Task directions: Lines that hold the word "Document" should be located and copied.

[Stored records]
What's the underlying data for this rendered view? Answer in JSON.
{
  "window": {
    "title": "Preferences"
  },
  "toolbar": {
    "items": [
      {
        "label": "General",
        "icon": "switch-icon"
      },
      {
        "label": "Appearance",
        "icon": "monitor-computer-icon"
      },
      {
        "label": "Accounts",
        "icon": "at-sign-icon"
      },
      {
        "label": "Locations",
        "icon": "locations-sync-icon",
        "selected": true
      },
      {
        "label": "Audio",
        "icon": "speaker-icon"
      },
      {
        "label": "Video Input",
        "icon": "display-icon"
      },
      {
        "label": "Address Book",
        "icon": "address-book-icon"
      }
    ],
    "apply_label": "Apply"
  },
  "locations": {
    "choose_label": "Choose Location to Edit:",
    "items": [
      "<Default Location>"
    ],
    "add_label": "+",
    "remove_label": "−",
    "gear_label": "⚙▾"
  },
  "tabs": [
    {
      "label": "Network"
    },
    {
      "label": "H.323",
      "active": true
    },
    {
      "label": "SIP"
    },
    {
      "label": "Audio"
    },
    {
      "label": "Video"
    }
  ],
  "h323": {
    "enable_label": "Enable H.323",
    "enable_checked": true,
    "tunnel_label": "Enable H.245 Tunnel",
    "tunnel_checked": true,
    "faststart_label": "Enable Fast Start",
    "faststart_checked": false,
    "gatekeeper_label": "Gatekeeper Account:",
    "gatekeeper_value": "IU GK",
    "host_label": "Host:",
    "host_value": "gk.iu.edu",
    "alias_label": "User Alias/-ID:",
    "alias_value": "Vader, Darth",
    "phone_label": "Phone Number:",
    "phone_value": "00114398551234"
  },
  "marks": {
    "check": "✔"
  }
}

* * *

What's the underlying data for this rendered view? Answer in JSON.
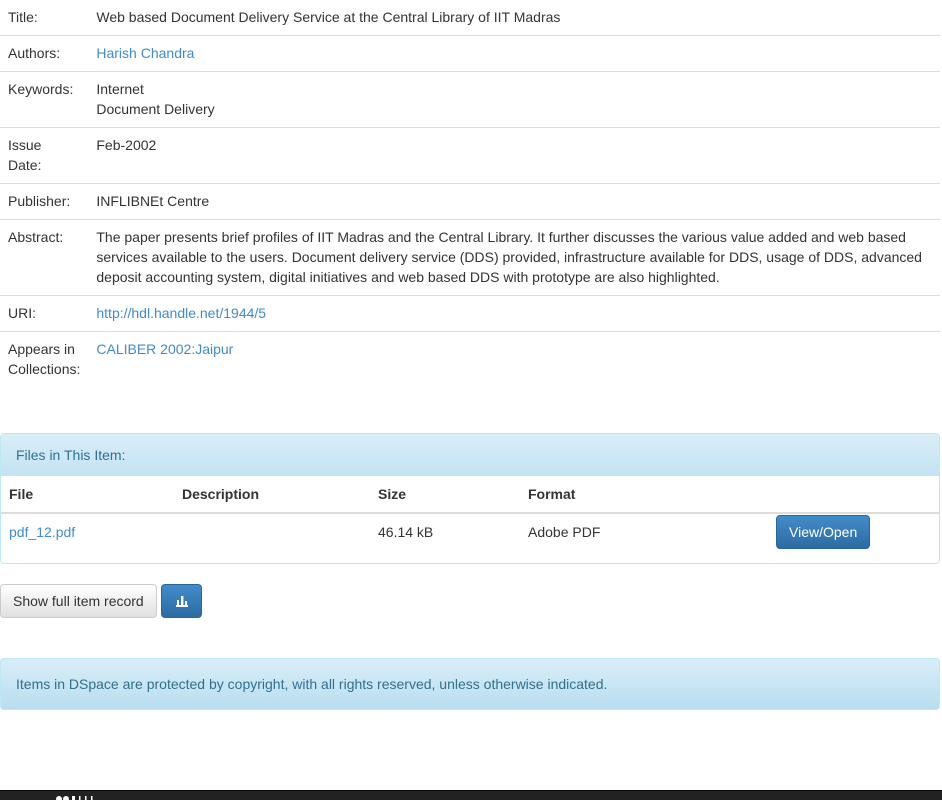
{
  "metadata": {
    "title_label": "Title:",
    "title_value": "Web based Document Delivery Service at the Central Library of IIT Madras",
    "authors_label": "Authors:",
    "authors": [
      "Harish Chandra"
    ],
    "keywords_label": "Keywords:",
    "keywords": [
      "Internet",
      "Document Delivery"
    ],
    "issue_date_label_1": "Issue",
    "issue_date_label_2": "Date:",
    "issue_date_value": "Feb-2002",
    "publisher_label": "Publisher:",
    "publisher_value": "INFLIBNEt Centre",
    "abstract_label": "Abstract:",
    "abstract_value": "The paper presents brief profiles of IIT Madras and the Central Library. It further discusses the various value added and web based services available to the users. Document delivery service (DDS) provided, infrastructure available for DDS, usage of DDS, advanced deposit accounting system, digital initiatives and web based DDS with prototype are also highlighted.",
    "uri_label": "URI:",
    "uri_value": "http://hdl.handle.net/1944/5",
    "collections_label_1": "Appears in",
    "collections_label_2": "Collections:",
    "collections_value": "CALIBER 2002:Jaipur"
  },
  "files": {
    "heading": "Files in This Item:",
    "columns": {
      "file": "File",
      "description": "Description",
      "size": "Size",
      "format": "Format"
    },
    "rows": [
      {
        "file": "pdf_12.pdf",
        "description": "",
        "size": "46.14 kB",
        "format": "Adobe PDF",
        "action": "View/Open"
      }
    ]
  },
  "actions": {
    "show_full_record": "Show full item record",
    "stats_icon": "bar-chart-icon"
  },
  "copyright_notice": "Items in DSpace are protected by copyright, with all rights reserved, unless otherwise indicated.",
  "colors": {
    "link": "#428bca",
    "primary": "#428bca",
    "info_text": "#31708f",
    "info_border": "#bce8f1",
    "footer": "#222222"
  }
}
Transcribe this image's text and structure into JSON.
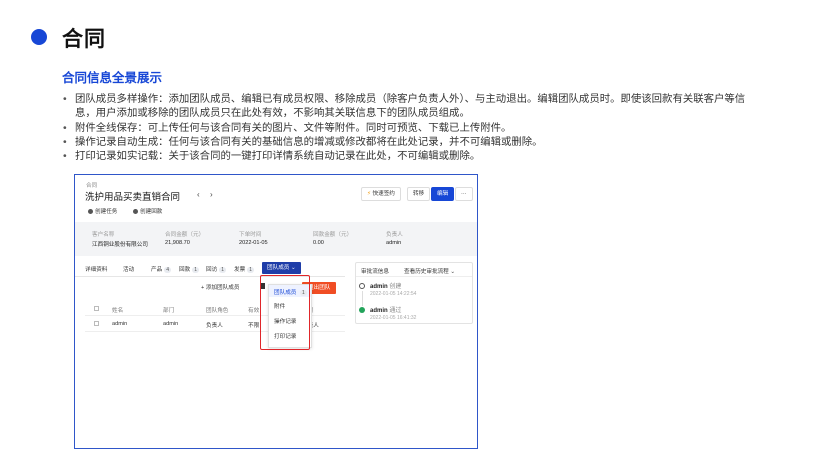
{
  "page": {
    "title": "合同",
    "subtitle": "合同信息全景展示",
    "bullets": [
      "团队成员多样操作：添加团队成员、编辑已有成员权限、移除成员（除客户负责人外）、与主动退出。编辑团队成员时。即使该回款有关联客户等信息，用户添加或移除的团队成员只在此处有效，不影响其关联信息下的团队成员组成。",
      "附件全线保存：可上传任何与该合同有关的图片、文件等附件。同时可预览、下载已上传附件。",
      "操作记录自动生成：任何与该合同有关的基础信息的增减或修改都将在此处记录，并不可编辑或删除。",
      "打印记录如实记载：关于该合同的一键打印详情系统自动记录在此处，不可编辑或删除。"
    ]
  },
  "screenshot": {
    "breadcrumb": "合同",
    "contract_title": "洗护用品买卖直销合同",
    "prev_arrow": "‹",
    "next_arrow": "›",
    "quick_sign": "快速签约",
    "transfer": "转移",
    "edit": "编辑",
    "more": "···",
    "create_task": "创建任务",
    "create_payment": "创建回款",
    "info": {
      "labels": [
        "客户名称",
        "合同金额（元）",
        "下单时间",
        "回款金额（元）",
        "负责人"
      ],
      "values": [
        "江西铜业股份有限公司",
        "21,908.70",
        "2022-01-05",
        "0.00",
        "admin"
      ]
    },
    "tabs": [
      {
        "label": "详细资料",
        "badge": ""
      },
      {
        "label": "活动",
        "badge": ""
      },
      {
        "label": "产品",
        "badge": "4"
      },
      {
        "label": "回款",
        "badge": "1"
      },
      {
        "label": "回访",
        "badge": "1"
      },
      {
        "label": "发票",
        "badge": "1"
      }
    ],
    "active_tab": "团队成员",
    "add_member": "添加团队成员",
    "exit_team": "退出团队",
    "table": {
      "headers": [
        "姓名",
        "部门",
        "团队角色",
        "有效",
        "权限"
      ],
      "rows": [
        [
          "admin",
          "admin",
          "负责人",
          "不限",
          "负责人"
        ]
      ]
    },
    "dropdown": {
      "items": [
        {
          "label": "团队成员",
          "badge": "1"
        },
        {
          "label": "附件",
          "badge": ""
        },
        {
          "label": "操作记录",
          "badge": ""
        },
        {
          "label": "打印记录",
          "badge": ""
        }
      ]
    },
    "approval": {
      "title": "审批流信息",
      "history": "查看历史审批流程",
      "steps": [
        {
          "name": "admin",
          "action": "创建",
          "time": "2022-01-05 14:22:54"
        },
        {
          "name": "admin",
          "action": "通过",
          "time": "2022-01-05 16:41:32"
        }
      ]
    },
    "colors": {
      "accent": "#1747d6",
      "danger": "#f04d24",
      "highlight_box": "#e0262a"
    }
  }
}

Solution to the problem:
    "title_value": "Web based Document Delivery Service at the Central Library of IIT Madras",
      "Document Delivery"
    "abstract_value": "The paper presents brief profiles of IIT Madras and the Central Library. It further discusses the various value added and web based services available to the users. Document delivery service (DDS) provided, infrastructure available for DDS, usage of DDS, advanced deposit accounting system, digital initiatives and web based DDS with prototype are also highlighted.",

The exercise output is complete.